MATERIAL PROVIDED:

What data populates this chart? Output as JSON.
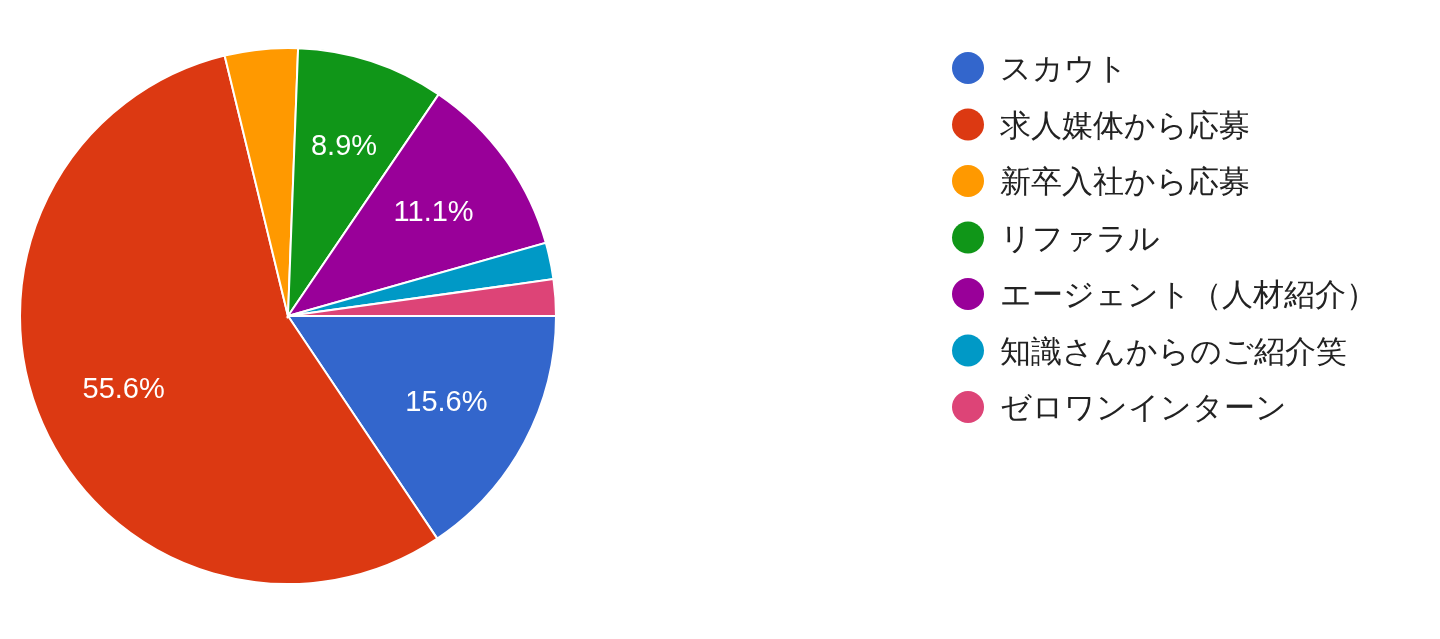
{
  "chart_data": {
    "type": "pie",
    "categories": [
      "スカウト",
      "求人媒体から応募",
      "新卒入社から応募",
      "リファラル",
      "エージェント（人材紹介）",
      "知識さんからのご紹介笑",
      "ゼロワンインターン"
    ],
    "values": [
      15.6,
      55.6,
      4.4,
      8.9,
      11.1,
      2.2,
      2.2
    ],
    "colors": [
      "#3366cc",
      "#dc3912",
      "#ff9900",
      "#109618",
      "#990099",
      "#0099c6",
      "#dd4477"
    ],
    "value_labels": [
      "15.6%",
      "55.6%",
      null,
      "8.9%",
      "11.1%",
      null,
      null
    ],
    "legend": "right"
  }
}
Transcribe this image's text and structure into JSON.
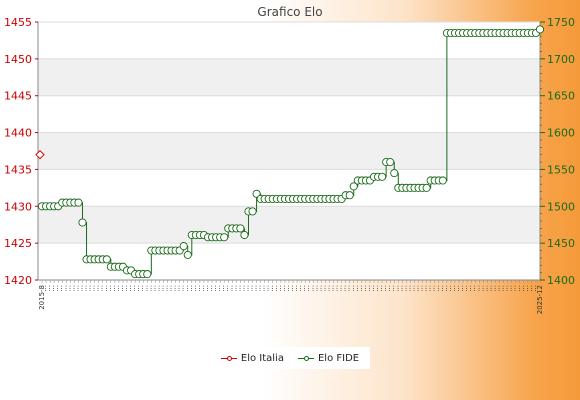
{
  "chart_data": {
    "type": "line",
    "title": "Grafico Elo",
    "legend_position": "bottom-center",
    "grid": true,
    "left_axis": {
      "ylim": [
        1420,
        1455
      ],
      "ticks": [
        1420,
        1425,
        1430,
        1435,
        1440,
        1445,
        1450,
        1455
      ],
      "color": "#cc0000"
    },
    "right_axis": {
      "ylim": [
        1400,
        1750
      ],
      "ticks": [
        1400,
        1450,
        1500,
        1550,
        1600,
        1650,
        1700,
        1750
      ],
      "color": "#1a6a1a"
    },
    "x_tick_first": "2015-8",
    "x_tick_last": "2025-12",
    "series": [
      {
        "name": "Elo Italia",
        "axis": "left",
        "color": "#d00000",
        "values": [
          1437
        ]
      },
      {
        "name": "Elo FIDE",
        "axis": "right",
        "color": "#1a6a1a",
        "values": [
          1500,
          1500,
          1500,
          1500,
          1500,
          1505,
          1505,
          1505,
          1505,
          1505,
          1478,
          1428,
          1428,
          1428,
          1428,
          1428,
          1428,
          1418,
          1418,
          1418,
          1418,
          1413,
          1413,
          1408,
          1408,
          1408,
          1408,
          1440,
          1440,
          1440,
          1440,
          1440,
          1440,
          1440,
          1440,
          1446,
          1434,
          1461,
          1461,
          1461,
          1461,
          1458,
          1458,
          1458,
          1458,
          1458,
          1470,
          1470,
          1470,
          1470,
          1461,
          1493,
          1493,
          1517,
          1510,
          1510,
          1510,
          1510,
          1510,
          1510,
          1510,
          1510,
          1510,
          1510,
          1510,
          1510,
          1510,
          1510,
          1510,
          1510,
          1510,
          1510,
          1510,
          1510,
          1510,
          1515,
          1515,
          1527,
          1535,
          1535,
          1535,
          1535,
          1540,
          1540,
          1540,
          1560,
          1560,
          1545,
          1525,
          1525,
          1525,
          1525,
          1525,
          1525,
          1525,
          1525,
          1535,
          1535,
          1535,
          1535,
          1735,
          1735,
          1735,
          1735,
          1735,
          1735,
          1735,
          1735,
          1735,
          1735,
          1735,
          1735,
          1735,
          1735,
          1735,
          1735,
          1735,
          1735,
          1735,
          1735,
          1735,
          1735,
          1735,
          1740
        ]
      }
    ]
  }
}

OBJECTIVE: Give nothing but the number of lines containing the string "this".

OUTPUT OF THE TASK: 2